» **BRIEF 1**
In the excerpt about Brexit and British homeowners in Spain, how many days in any 180-day period might non-resident Britons be allowed to spend in the Schengen Zone?
» **BRIEF 2**
Continue the excerpt about Brexit and British homeowners in Spain from its last sentence.

──────── EXCERPT TO READ

This means just getting an appointment to sort out residence is nigh on impossible. Campaigners have suggested if freedom of movement for EU/UK citizens is not provided for in the future deal, which will almost certainly be the case, Britons who are not resident in Spain may face new restrictions on movement.
This could mean they can only spend up to 90 days in any 180-day period within the Schengen Zone. But all this is still speculation with only six months to go before Britain finally leaves the European Union.
Imagine if no deal is reached on this key point, it could mean something like this:
Instead of heading off to your villa in Valencia for the weekend on a whim then staying for as long as you want, things might start to get a little more complicated.
Second-home owners – at least the British ones – might have to start to keep a close tally on how long they are in the country so they do not exceed the 90 day limit.
'Swallows' – those Britons who head off to Spain for the entire winter – may find they have to return to the UK just as the weather is at its worst.
Looking ahead, what could this mean? Among foreigners, Britons still buy the largest numbers of homes in Spain and have done for years.
If it seems harder to come and enjoy that villa or hacienda, then that could all change.
Personally, I do not think it will alter our passion for Spain.

────────────────
──────── LISTED ENTRIES

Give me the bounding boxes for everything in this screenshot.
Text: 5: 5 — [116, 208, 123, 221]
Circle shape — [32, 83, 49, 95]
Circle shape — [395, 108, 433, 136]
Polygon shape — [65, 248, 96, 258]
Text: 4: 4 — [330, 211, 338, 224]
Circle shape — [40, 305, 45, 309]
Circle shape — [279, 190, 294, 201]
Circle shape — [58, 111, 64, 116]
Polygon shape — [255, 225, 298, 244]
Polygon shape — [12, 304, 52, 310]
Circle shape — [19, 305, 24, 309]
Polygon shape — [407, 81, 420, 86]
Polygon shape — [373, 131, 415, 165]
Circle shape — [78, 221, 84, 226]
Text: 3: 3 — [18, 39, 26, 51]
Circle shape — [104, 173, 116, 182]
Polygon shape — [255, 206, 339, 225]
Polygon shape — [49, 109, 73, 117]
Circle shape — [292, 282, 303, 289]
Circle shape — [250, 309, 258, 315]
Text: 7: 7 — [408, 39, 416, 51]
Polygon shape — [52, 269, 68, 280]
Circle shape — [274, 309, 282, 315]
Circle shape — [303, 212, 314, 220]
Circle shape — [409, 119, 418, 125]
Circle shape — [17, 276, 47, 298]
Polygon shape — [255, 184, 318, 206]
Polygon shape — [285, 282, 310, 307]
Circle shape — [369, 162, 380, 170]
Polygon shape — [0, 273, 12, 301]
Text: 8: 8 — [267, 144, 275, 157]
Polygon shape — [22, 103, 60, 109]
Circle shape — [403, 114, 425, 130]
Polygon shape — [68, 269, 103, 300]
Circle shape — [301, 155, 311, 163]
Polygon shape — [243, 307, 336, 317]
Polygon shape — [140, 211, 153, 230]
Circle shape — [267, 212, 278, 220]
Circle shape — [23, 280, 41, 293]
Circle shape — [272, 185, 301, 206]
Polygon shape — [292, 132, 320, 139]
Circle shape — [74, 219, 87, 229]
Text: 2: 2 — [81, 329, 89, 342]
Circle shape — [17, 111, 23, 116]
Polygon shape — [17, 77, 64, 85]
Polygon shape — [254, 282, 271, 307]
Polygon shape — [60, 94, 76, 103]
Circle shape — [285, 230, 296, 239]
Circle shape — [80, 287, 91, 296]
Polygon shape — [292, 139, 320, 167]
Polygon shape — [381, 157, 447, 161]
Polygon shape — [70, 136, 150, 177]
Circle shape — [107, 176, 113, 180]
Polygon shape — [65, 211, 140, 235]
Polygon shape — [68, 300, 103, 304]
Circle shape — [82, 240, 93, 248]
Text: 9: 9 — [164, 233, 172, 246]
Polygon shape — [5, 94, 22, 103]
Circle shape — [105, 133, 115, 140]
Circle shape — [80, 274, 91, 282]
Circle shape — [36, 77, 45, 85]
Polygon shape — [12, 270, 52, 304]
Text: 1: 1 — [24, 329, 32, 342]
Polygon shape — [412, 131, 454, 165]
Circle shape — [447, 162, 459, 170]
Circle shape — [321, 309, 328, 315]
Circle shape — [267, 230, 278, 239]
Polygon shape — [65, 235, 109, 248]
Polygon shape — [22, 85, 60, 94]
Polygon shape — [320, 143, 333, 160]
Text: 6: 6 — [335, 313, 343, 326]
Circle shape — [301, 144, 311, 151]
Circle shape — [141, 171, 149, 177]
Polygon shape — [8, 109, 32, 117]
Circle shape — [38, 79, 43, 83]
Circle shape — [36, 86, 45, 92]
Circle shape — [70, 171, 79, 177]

────────────────

» **EXPECTED ANSWER 1**
Up to 90 days.

» **EXPECTED ANSWER 2**
Britons have weathered other property scandals here and still come back looking to spend more cash in Spain on bricks and mortar.
Remember the land grab scam in Valencia? Councils simply redefined which land could be used for building and which could not. If part of your property bordered on 'rural' land, it could be declared illegal and effectively grabbed back by the local authority.
Tens of thousands of homes have been declared illegal in Spain.
Thankfully, that situation is changing. The conservative regional government in Andalusia, where many Britons have bought houses, has signalled it will grant compensation to those who lost their properties but had acted in good faith.
This has come about mainly thanks to the hard work of campaigners like Maura Hillen and Gerardo Vazquez, a lawyer, who have fought to change the law so those, like the Hegartys and Doels, could get some redress from the Spanish judiciary system in terms of compensation.
If only this were possible with Brexit.